Enumera las personas a las que quien narra el cuento del elefante encadenado, que aparece más abajo, preguntó por el misterio del elefante.

- Fragmento
* * * * *

Cuento de fortaleza de Jorge Bucay
Aleccionador cuento que nos habla de los límites psicológicos
que muchas veces marcan para siempre nuestras vidas.
El elefante encadenado

Cuando yo era chico me encantaban los circos,
y lo que más me gustaba de los circos eran los animales.
También a mí como a otros, después me enteré,
me llamaba la atención el elefante.
Durante la función, la enorme bestia hacía despliegue de su peso,
tamaño y fuerza descomunal… pero después de su actuación
y hasta un rato antes de volver al escenario,
el elefante quedaba sujeto solamente por una cadena
que aprisionaba una de sus patas
a una pequeña estaca clavada en el suelo.
Sin embargo, la estaca era sólo un minúsculo pedazo de madera
apenas enterrado unos centímetros en la tierra.
Y aunque la cadena era gruesa y poderosa
me parecía obvio que ese animal capaz
de arrancar un árbol de cuajo con su propia fuerza, podría,
con facilidad, arrancar la estaca y huir.
El misterio es evidente: ¿Qué lo mantiene entonces?.
¿Por qué no huye?
Cuando tenía cinco o seis años,
yo todavía confiaba en la sabiduría de los grandes.
Pregunté entonces a algún maestro, a algún padre,
o a algún tío por el misterio del elefante.
Alguno de ellos me explicó que el elefante no se escapa
porque estaba amaestrado.
Hice entonces la pregunta obvia:
“Si está amaestrado ¿por qué lo encadenan?”
No recuerdo haber recibido ninguna respuesta coherente.

* * * * *

- Datos para analizar
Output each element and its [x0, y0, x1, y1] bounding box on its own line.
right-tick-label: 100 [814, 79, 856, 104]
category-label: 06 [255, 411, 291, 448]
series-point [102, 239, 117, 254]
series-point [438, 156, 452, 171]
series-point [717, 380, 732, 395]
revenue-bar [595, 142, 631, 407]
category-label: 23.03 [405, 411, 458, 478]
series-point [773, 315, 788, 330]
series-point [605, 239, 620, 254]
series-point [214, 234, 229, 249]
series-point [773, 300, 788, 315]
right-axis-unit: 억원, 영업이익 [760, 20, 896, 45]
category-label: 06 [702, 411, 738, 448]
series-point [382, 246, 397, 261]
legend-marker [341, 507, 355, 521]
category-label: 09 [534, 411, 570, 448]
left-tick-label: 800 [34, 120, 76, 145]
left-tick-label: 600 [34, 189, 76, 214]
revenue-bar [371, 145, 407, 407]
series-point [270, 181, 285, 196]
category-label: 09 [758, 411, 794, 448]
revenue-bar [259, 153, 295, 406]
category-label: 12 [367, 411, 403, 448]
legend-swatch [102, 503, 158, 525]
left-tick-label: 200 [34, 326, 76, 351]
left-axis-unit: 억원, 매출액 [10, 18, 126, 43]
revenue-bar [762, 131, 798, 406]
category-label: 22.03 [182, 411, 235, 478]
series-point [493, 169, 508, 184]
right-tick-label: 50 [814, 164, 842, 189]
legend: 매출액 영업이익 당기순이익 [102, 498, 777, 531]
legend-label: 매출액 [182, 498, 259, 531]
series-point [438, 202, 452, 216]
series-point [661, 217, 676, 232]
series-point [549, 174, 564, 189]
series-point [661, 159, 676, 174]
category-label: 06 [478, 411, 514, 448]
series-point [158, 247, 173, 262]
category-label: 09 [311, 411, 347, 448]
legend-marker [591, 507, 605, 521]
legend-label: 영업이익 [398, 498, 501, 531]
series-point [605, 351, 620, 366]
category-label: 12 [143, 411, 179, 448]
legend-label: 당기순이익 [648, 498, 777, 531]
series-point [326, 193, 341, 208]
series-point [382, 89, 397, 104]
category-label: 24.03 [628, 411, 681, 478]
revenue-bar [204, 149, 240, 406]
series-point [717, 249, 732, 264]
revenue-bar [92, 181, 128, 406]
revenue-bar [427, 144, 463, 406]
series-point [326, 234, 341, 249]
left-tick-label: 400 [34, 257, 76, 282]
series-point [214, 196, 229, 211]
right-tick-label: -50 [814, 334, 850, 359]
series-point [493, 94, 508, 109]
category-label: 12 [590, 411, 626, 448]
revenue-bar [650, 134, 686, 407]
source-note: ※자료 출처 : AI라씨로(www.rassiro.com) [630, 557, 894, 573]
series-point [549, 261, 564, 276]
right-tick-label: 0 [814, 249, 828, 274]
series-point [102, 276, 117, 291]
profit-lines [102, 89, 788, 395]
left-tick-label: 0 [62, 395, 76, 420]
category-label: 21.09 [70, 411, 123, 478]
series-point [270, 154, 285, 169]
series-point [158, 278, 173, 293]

* * * * *

- Solución escrita
Algún maestro, algún padre y algún tío.